DATA EXTRACT
━━━━━━━━━━━━━━━━

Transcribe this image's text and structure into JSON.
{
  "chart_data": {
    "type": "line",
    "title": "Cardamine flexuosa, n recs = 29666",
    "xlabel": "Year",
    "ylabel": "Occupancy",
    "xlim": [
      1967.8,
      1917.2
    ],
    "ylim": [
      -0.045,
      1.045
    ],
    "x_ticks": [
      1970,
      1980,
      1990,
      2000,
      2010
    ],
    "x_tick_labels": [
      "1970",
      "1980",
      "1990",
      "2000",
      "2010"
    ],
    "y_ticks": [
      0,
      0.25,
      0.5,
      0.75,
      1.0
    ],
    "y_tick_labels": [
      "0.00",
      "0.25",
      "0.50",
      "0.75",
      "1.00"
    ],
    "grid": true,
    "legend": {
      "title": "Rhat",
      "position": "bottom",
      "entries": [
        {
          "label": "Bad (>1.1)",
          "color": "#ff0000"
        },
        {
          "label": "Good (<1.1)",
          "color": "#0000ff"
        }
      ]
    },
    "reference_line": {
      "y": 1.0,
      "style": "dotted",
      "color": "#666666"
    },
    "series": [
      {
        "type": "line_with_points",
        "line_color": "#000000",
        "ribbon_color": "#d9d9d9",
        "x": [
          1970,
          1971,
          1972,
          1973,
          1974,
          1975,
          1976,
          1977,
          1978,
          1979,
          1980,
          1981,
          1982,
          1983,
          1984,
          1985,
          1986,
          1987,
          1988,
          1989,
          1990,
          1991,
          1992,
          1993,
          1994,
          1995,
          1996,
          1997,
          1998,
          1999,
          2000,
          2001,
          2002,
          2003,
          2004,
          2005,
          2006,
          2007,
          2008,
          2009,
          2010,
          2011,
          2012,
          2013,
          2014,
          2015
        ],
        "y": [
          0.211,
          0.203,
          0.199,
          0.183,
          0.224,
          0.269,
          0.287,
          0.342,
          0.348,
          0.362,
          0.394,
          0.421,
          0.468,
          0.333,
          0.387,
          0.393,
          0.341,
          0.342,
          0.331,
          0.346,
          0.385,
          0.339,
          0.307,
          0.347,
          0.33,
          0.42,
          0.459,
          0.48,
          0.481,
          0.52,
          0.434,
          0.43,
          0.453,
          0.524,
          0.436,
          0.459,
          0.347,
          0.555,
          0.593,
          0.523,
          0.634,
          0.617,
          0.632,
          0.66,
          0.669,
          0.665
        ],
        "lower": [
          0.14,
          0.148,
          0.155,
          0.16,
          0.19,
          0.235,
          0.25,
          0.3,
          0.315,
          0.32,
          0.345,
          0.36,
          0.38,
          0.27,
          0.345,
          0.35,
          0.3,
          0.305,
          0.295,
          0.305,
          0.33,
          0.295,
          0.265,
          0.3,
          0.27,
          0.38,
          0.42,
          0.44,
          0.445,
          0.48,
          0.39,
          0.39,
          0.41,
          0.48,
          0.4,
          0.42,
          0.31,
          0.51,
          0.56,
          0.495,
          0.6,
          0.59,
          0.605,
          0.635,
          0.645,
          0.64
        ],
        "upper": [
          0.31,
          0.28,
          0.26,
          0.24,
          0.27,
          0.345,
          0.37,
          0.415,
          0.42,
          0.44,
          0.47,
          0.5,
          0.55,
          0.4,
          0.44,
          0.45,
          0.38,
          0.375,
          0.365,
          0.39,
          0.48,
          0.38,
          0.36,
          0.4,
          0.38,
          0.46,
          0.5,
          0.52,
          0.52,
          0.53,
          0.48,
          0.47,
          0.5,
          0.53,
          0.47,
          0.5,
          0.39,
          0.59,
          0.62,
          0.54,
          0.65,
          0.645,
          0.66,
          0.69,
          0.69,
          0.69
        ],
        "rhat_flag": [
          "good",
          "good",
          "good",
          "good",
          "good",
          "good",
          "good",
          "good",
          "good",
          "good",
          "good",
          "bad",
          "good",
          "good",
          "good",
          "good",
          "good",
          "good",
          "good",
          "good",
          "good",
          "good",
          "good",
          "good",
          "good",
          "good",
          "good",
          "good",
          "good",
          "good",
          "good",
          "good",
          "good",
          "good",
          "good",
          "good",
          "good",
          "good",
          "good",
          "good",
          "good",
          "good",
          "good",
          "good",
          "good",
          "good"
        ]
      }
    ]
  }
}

━━━━━━━━━━━━━━━━

WRITTEN REQUEST
Please restate the data word for word, every record included.

THE RESULT
Transcribe this image's text and structure into JSON.
{
  "chart_data": {
    "type": "line",
    "title": "Cardamine flexuosa, n recs = 29666",
    "xlabel": "Year",
    "ylabel": "Occupancy",
    "xlim": [
      1967.8,
      1917.2
    ],
    "ylim": [
      -0.045,
      1.045
    ],
    "x_ticks": [
      1970,
      1980,
      1990,
      2000,
      2010
    ],
    "x_tick_labels": [
      "1970",
      "1980",
      "1990",
      "2000",
      "2010"
    ],
    "y_ticks": [
      0,
      0.25,
      0.5,
      0.75,
      1.0
    ],
    "y_tick_labels": [
      "0.00",
      "0.25",
      "0.50",
      "0.75",
      "1.00"
    ],
    "grid": true,
    "legend": {
      "title": "Rhat",
      "position": "bottom",
      "entries": [
        {
          "label": "Bad (>1.1)",
          "color": "#ff0000"
        },
        {
          "label": "Good (<1.1)",
          "color": "#0000ff"
        }
      ]
    },
    "reference_line": {
      "y": 1.0,
      "style": "dotted",
      "color": "#666666"
    },
    "series": [
      {
        "type": "line_with_points",
        "line_color": "#000000",
        "ribbon_color": "#d9d9d9",
        "x": [
          1970,
          1971,
          1972,
          1973,
          1974,
          1975,
          1976,
          1977,
          1978,
          1979,
          1980,
          1981,
          1982,
          1983,
          1984,
          1985,
          1986,
          1987,
          1988,
          1989,
          1990,
          1991,
          1992,
          1993,
          1994,
          1995,
          1996,
          1997,
          1998,
          1999,
          2000,
          2001,
          2002,
          2003,
          2004,
          2005,
          2006,
          2007,
          2008,
          2009,
          2010,
          2011,
          2012,
          2013,
          2014,
          2015
        ],
        "y": [
          0.211,
          0.203,
          0.199,
          0.183,
          0.224,
          0.269,
          0.287,
          0.342,
          0.348,
          0.362,
          0.394,
          0.421,
          0.468,
          0.333,
          0.387,
          0.393,
          0.341,
          0.342,
          0.331,
          0.346,
          0.385,
          0.339,
          0.307,
          0.347,
          0.33,
          0.42,
          0.459,
          0.48,
          0.481,
          0.52,
          0.434,
          0.43,
          0.453,
          0.524,
          0.436,
          0.459,
          0.347,
          0.555,
          0.593,
          0.523,
          0.634,
          0.617,
          0.632,
          0.66,
          0.669,
          0.665
        ],
        "lower": [
          0.14,
          0.148,
          0.155,
          0.16,
          0.19,
          0.235,
          0.25,
          0.3,
          0.315,
          0.32,
          0.345,
          0.36,
          0.38,
          0.27,
          0.345,
          0.35,
          0.3,
          0.305,
          0.295,
          0.305,
          0.33,
          0.295,
          0.265,
          0.3,
          0.27,
          0.38,
          0.42,
          0.44,
          0.445,
          0.48,
          0.39,
          0.39,
          0.41,
          0.48,
          0.4,
          0.42,
          0.31,
          0.51,
          0.56,
          0.495,
          0.6,
          0.59,
          0.605,
          0.635,
          0.645,
          0.64
        ],
        "upper": [
          0.31,
          0.28,
          0.26,
          0.24,
          0.27,
          0.345,
          0.37,
          0.415,
          0.42,
          0.44,
          0.47,
          0.5,
          0.55,
          0.4,
          0.44,
          0.45,
          0.38,
          0.375,
          0.365,
          0.39,
          0.48,
          0.38,
          0.36,
          0.4,
          0.38,
          0.46,
          0.5,
          0.52,
          0.52,
          0.53,
          0.48,
          0.47,
          0.5,
          0.53,
          0.47,
          0.5,
          0.39,
          0.59,
          0.62,
          0.54,
          0.65,
          0.645,
          0.66,
          0.69,
          0.69,
          0.69
        ],
        "rhat_flag": [
          "good",
          "good",
          "good",
          "good",
          "good",
          "good",
          "good",
          "good",
          "good",
          "good",
          "good",
          "bad",
          "good",
          "good",
          "good",
          "good",
          "good",
          "good",
          "good",
          "good",
          "good",
          "good",
          "good",
          "good",
          "good",
          "good",
          "good",
          "good",
          "good",
          "good",
          "good",
          "good",
          "good",
          "good",
          "good",
          "good",
          "good",
          "good",
          "good",
          "good",
          "good",
          "good",
          "good",
          "good",
          "good",
          "good"
        ]
      }
    ]
  }
}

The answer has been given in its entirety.